Retype the material that follows, keeping every word as it is.

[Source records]
=======

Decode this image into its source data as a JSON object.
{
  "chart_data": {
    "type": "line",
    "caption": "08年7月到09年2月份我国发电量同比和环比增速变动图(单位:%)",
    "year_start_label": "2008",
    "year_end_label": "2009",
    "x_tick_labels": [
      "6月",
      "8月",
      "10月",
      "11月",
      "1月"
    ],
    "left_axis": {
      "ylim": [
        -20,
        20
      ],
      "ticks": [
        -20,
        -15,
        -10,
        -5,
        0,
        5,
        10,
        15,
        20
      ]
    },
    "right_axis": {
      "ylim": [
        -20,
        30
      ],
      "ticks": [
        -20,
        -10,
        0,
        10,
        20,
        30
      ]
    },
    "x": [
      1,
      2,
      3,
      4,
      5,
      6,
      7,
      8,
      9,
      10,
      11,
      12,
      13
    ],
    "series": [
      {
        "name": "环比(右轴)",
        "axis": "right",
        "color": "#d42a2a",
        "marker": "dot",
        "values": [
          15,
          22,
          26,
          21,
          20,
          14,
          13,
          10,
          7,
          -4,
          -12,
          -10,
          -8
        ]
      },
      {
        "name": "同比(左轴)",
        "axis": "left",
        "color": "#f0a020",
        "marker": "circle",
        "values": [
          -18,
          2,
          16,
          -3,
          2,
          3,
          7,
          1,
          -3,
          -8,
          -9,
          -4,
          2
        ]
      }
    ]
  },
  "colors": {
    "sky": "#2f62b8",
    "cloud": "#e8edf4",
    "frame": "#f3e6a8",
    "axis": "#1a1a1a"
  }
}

=======

◆ The completed task
Decode this image into its source data as a JSON object.
{
  "chart_data": {
    "type": "line",
    "caption": "08年7月到09年2月份我国发电量同比和环比增速变动图(单位:%)",
    "year_start_label": "2008",
    "year_end_label": "2009",
    "x_tick_labels": [
      "6月",
      "8月",
      "10月",
      "11月",
      "1月"
    ],
    "left_axis": {
      "ylim": [
        -20,
        20
      ],
      "ticks": [
        -20,
        -15,
        -10,
        -5,
        0,
        5,
        10,
        15,
        20
      ]
    },
    "right_axis": {
      "ylim": [
        -20,
        30
      ],
      "ticks": [
        -20,
        -10,
        0,
        10,
        20,
        30
      ]
    },
    "x": [
      1,
      2,
      3,
      4,
      5,
      6,
      7,
      8,
      9,
      10,
      11,
      12,
      13
    ],
    "series": [
      {
        "name": "环比(右轴)",
        "axis": "right",
        "color": "#d42a2a",
        "marker": "dot",
        "values": [
          15,
          22,
          26,
          21,
          20,
          14,
          13,
          10,
          7,
          -4,
          -12,
          -10,
          -8
        ]
      },
      {
        "name": "同比(左轴)",
        "axis": "left",
        "color": "#f0a020",
        "marker": "circle",
        "values": [
          -18,
          2,
          16,
          -3,
          2,
          3,
          7,
          1,
          -3,
          -8,
          -9,
          -4,
          2
        ]
      }
    ]
  },
  "colors": {
    "sky": "#2f62b8",
    "cloud": "#e8edf4",
    "frame": "#f3e6a8",
    "axis": "#1a1a1a"
  }
}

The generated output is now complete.